**Task statement:** Every line in the listing is to be echoed verbatim.
-------- Records to process
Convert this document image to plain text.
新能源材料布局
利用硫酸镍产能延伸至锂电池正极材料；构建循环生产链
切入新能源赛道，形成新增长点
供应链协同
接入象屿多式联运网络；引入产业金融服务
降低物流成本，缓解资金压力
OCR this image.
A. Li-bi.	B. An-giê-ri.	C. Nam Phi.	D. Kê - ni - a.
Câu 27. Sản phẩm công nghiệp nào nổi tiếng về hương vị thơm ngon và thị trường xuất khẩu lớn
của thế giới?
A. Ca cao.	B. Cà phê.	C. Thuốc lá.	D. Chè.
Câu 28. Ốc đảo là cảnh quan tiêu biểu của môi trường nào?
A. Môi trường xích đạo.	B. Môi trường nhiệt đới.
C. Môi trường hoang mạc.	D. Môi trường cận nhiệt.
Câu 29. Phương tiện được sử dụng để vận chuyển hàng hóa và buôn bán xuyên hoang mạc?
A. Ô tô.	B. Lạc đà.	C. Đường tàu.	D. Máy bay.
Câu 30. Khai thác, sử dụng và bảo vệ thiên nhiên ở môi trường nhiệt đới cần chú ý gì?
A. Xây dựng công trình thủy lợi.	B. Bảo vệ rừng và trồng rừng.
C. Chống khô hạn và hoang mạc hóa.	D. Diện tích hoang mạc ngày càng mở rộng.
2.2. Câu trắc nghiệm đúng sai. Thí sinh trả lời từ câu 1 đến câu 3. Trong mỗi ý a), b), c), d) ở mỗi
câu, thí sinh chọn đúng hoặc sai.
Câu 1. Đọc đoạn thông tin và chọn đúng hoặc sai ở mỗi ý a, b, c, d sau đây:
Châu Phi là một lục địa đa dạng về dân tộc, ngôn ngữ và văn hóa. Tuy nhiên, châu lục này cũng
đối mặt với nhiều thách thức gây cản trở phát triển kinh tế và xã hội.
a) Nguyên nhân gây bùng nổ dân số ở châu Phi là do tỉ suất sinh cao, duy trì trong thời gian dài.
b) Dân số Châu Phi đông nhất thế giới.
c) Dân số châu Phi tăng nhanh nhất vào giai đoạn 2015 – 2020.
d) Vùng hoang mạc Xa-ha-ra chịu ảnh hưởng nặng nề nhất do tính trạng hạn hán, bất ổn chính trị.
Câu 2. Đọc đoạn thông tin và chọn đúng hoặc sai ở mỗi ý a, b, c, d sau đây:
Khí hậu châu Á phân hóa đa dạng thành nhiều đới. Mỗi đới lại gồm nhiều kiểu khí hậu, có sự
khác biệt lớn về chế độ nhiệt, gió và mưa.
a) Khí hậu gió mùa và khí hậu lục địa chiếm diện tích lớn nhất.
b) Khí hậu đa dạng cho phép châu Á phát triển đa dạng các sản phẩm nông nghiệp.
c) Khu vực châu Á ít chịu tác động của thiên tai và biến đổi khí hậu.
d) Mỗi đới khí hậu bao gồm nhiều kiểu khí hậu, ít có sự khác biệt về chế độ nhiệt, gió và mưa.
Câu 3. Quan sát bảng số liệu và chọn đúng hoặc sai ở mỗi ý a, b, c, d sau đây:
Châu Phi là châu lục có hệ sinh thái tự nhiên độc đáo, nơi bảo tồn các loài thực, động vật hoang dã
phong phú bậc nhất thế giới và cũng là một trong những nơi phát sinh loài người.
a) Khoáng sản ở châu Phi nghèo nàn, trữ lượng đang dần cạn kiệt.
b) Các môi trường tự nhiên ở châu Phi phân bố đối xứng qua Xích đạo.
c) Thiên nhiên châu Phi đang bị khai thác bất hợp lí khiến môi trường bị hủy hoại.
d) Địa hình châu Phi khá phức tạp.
----------------
**The solution:**
Convert this document image to plain text.
新能源材料布局
利用硫酸镍产能延伸至锂电池正极材料；构建循环生产链
切入新能源赛道，形成新增长点
供应链协同
接入象屿多式联运网络；引入产业金融服务
降低物流成本，缓解资金压力
OCR this image.
A. Li-bi.	B. An-giê-ri.	C. Nam Phi.	D. Kê - ni - a.
Câu 27. Sản phẩm công nghiệp nào nổi tiếng về hương vị thơm ngon và thị trường xuất khẩu lớn
của thế giới?
A. Ca cao.	B. Cà phê.	C. Thuốc lá.	D. Chè.
Câu 28. Ốc đảo là cảnh quan tiêu biểu của môi trường nào?
A. Môi trường xích đạo.	B. Môi trường nhiệt đới.
C. Môi trường hoang mạc.	D. Môi trường cận nhiệt.
Câu 29. Phương tiện được sử dụng để vận chuyển hàng hóa và buôn bán xuyên hoang mạc?
A. Ô tô.	B. Lạc đà.	C. Đường tàu.	D. Máy bay.
Câu 30. Khai thác, sử dụng và bảo vệ thiên nhiên ở môi trường nhiệt đới cần chú ý gì?
A. Xây dựng công trình thủy lợi.	B. Bảo vệ rừng và trồng rừng.
C. Chống khô hạn và hoang mạc hóa.	D. Diện tích hoang mạc ngày càng mở rộng.
2.2. Câu trắc nghiệm đúng sai. Thí sinh trả lời từ câu 1 đến câu 3. Trong mỗi ý a), b), c), d) ở mỗi
câu, thí sinh chọn đúng hoặc sai.
Câu 1. Đọc đoạn thông tin và chọn đúng hoặc sai ở mỗi ý a, b, c, d sau đây:
Châu Phi là một lục địa đa dạng về dân tộc, ngôn ngữ và văn hóa. Tuy nhiên, châu lục này cũng
đối mặt với nhiều thách thức gây cản trở phát triển kinh tế và xã hội.
a) Nguyên nhân gây bùng nổ dân số ở châu Phi là do tỉ suất sinh cao, duy trì trong thời gian dài.
b) Dân số Châu Phi đông nhất thế giới.
c) Dân số châu Phi tăng nhanh nhất vào giai đoạn 2015 – 2020.
d) Vùng hoang mạc Xa-ha-ra chịu ảnh hưởng nặng nề nhất do tính trạng hạn hán, bất ổn chính trị.
Câu 2. Đọc đoạn thông tin và chọn đúng hoặc sai ở mỗi ý a, b, c, d sau đây:
Khí hậu châu Á phân hóa đa dạng thành nhiều đới. Mỗi đới lại gồm nhiều kiểu khí hậu, có sự
khác biệt lớn về chế độ nhiệt, gió và mưa.
a) Khí hậu gió mùa và khí hậu lục địa chiếm diện tích lớn nhất.
b) Khí hậu đa dạng cho phép châu Á phát triển đa dạng các sản phẩm nông nghiệp.
c) Khu vực châu Á ít chịu tác động của thiên tai và biến đổi khí hậu.
d) Mỗi đới khí hậu bao gồm nhiều kiểu khí hậu, ít có sự khác biệt về chế độ nhiệt, gió và mưa.
Câu 3. Quan sát bảng số liệu và chọn đúng hoặc sai ở mỗi ý a, b, c, d sau đây:
Châu Phi là châu lục có hệ sinh thái tự nhiên độc đáo, nơi bảo tồn các loài thực, động vật hoang dã
phong phú bậc nhất thế giới và cũng là một trong những nơi phát sinh loài người.
a) Khoáng sản ở châu Phi nghèo nàn, trữ lượng đang dần cạn kiệt.
b) Các môi trường tự nhiên ở châu Phi phân bố đối xứng qua Xích đạo.
c) Thiên nhiên châu Phi đang bị khai thác bất hợp lí khiến môi trường bị hủy hoại.
d) Địa hình châu Phi khá phức tạp.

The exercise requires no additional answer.